Information provided:
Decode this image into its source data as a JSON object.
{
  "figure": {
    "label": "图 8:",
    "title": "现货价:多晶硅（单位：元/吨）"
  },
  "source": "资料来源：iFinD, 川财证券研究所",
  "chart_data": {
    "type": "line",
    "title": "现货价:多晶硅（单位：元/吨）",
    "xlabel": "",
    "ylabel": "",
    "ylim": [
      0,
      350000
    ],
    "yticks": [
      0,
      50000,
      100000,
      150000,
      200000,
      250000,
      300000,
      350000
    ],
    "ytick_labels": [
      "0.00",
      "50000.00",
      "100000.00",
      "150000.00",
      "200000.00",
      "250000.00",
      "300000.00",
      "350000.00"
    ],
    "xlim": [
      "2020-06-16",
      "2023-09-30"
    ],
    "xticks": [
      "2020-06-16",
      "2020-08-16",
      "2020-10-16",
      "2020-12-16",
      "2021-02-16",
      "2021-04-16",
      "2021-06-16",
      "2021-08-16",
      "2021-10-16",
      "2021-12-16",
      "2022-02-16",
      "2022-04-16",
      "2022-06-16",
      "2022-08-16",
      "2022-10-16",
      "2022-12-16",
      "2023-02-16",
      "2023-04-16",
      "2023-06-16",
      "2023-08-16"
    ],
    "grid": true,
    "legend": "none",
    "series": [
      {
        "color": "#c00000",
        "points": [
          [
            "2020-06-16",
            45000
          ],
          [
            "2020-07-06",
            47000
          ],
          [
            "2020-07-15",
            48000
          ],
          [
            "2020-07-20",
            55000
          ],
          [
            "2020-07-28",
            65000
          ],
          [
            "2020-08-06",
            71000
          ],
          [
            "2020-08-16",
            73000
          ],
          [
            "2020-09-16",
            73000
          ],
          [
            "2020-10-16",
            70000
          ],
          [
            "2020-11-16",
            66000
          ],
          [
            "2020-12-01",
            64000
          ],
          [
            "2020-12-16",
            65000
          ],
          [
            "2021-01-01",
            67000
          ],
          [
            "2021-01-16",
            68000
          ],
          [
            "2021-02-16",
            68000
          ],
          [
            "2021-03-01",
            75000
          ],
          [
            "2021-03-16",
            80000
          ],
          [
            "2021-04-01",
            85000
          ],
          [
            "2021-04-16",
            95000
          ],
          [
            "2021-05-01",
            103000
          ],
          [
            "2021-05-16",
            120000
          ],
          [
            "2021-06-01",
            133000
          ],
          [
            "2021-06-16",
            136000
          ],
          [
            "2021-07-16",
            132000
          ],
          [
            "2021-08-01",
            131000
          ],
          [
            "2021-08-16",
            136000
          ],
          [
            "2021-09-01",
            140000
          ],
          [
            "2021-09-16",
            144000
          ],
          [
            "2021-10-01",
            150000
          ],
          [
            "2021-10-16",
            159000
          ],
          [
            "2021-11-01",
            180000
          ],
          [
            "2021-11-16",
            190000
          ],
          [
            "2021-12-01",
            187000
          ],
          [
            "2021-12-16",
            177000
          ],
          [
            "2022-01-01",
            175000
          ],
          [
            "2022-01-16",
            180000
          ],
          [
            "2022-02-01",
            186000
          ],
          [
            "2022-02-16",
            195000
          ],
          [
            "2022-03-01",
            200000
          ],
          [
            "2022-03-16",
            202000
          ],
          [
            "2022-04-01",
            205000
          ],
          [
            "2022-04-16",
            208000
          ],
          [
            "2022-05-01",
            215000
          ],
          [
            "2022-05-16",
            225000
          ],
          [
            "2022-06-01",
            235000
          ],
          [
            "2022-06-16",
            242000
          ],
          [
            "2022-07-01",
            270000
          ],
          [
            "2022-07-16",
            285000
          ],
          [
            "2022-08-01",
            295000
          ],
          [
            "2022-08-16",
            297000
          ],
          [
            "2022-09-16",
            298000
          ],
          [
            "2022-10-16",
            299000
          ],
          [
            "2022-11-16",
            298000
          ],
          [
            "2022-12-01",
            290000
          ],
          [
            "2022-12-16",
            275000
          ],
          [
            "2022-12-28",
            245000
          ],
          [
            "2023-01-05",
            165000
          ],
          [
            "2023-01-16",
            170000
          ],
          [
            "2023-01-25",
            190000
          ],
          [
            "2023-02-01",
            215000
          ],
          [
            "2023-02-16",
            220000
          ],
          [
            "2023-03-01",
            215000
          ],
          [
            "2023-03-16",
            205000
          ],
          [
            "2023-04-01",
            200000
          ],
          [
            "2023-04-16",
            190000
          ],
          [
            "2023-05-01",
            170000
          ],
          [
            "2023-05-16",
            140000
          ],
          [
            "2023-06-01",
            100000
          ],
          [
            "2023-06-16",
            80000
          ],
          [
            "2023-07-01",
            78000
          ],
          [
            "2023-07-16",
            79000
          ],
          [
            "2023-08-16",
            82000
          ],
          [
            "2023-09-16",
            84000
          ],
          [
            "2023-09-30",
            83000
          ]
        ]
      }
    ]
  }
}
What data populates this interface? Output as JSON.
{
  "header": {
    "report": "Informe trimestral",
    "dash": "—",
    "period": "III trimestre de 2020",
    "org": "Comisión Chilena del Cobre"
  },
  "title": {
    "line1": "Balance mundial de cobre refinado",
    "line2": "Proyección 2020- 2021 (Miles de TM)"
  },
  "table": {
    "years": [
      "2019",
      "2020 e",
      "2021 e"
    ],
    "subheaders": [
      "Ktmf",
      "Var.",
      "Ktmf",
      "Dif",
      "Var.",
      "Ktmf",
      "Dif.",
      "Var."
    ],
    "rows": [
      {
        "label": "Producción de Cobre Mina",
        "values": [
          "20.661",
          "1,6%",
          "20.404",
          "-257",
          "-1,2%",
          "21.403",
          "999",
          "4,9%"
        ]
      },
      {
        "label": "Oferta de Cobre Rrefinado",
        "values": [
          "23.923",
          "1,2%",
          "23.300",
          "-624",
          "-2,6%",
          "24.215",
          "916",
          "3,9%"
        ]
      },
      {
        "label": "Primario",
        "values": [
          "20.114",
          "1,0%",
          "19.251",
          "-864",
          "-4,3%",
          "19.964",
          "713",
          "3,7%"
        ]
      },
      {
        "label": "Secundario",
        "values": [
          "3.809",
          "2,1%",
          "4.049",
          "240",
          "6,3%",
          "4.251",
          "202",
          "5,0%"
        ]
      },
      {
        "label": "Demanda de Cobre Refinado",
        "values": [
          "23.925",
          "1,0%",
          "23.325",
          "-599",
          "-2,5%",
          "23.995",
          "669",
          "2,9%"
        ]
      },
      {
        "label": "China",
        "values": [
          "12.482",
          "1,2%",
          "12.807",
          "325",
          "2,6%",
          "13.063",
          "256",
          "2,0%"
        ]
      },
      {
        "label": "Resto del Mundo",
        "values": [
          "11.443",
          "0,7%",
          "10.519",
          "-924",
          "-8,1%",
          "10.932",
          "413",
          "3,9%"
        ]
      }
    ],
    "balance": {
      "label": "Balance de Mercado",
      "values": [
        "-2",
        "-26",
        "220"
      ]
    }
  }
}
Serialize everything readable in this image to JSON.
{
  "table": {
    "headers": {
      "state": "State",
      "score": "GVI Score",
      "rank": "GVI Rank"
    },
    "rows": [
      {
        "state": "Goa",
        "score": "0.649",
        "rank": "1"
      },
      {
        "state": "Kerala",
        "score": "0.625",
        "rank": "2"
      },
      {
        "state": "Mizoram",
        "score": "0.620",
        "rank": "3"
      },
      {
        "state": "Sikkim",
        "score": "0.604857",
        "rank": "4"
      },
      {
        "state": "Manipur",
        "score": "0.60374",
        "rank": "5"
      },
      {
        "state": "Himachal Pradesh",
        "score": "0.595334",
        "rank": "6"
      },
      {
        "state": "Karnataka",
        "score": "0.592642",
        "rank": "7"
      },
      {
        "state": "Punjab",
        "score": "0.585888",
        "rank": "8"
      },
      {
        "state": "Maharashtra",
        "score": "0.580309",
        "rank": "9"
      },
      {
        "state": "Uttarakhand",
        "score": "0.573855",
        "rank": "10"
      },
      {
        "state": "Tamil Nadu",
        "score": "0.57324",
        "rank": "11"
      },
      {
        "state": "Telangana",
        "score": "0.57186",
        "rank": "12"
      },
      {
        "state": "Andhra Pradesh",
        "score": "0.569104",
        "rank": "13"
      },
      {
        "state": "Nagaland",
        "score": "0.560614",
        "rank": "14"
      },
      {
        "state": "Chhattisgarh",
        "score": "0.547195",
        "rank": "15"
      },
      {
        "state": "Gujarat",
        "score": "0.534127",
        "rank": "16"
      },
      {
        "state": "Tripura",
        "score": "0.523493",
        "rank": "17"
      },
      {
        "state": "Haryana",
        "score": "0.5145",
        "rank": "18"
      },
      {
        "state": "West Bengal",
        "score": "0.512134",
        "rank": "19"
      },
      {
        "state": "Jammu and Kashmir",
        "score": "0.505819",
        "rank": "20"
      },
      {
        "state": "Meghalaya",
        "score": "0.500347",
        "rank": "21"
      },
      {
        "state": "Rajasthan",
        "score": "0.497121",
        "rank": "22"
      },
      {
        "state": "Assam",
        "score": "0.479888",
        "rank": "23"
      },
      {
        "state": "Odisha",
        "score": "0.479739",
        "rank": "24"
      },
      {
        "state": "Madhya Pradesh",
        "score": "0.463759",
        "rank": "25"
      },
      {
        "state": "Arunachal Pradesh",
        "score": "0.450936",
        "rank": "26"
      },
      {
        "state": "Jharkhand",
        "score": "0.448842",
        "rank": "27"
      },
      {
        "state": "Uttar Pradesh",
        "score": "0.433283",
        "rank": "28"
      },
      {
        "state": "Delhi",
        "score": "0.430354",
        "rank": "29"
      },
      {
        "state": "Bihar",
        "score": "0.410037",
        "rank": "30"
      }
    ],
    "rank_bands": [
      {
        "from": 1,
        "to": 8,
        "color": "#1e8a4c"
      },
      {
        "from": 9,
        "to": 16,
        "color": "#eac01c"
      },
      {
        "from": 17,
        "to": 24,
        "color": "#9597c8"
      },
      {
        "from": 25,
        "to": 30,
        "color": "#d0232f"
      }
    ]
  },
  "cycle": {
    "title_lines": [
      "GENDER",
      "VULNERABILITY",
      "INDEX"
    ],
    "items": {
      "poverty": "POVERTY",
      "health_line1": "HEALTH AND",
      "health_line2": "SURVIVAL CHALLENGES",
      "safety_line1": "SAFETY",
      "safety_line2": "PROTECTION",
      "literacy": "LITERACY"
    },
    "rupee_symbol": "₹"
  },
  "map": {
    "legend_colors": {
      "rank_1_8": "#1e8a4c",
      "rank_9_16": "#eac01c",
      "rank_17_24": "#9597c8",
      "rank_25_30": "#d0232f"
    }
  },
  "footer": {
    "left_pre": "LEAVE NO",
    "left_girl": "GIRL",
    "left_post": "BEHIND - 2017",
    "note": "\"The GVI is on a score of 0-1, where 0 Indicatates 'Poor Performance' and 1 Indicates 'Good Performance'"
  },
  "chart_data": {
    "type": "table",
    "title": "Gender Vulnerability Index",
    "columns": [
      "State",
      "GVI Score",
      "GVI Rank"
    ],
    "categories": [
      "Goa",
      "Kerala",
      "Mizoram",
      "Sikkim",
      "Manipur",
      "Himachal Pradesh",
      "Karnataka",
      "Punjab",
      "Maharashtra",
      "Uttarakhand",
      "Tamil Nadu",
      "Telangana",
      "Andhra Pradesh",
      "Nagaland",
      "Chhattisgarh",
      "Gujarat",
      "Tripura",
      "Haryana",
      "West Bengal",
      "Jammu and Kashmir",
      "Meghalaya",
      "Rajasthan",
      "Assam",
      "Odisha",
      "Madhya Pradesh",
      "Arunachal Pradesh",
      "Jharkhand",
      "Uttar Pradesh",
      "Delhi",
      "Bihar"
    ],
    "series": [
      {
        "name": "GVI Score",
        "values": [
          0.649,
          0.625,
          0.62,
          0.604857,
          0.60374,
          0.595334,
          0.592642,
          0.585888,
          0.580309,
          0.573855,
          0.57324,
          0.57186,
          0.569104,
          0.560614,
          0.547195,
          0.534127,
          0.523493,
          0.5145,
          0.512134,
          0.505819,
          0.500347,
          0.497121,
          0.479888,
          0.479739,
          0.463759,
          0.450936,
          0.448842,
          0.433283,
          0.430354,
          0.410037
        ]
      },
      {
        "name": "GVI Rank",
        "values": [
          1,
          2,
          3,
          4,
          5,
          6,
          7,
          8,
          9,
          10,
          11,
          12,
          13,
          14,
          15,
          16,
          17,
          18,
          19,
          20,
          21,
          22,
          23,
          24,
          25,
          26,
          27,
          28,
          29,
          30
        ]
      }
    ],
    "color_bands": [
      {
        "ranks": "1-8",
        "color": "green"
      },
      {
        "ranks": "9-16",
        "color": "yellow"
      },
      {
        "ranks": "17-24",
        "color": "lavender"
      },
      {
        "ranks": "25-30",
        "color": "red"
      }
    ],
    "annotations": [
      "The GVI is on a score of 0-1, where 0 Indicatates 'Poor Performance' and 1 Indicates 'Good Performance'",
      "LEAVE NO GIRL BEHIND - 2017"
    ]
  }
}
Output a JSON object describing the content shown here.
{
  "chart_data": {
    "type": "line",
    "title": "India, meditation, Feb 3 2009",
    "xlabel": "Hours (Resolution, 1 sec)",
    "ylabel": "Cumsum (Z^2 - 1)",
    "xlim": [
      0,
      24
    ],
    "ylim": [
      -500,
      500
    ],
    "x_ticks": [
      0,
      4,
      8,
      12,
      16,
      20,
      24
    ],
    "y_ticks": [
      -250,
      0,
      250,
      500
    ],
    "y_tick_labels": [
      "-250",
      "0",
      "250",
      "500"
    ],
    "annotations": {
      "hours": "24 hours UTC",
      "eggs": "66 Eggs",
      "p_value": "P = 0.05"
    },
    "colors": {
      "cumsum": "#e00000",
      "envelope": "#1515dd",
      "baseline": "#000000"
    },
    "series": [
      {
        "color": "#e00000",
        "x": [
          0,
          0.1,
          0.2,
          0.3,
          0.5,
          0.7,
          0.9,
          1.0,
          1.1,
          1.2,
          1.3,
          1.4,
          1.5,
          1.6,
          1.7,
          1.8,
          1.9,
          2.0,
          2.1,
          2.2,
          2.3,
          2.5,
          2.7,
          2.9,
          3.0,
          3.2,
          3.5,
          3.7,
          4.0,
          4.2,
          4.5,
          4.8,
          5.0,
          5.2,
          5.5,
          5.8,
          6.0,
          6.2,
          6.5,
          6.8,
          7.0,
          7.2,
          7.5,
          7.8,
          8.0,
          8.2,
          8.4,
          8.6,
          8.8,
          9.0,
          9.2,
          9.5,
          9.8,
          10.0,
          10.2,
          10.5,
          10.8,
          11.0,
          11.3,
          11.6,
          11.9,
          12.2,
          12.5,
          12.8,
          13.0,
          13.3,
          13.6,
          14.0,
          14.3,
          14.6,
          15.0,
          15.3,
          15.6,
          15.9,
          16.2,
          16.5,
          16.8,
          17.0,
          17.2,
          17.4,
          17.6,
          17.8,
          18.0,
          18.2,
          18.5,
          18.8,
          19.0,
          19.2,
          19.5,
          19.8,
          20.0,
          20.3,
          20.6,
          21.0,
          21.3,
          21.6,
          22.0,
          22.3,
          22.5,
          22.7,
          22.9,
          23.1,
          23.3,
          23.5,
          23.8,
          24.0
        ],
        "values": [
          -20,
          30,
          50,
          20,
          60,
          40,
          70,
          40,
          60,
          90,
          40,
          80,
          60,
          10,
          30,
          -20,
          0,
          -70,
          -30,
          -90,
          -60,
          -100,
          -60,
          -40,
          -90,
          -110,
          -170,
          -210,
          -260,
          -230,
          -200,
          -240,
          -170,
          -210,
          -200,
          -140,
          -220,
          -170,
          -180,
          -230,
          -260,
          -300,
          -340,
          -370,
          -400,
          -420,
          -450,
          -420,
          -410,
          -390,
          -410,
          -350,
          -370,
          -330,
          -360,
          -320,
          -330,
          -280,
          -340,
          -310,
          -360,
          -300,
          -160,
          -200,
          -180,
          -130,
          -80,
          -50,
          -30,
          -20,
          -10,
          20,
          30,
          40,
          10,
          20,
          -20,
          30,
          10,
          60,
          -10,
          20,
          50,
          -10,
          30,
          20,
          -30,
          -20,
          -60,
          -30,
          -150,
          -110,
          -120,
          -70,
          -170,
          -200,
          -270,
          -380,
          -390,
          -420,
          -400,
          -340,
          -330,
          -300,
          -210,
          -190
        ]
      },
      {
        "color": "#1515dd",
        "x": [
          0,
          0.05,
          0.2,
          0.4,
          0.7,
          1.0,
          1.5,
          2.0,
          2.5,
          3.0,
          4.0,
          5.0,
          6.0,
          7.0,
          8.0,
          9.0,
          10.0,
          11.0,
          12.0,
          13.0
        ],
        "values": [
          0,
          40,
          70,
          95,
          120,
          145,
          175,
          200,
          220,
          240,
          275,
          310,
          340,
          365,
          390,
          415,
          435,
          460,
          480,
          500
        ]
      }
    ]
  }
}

What you have to do:
Going through the entries above line by line, work out how many lines include the word "Performance". Only the number is required.

Response to this task:
2